#### WHAT YOU WILL DO:
Across the entries, how many lines have the string "Maximum" in them? Reply with only a number.

— Begin MATERIALS PROVIDED —

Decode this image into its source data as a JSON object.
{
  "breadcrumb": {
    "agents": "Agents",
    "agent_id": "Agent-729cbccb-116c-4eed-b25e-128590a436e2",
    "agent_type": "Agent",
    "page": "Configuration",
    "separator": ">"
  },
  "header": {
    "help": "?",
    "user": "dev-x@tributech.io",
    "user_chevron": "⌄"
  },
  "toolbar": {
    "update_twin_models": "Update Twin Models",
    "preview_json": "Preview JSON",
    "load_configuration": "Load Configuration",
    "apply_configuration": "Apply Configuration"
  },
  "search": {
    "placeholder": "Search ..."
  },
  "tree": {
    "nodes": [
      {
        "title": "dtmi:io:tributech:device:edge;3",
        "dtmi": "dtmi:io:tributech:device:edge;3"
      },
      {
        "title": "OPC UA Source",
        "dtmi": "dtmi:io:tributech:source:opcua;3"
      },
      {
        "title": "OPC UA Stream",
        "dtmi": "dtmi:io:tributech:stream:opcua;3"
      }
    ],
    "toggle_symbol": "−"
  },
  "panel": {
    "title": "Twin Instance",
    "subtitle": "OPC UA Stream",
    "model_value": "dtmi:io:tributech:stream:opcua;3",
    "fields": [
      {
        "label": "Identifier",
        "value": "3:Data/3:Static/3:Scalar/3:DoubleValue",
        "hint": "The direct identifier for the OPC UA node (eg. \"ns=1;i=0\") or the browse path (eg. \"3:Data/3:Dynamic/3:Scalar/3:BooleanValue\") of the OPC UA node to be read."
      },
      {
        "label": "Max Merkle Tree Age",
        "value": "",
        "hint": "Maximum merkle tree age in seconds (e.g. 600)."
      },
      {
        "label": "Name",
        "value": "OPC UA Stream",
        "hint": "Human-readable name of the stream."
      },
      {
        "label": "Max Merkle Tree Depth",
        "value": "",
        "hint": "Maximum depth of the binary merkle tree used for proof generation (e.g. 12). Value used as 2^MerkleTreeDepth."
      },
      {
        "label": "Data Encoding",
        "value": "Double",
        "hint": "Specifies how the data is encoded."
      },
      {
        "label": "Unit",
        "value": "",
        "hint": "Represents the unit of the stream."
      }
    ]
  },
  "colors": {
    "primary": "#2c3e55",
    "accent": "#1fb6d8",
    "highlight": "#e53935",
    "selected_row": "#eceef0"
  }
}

— End MATERIALS PROVIDED —

#### SOLUTION TO THIS PROBLEM:
2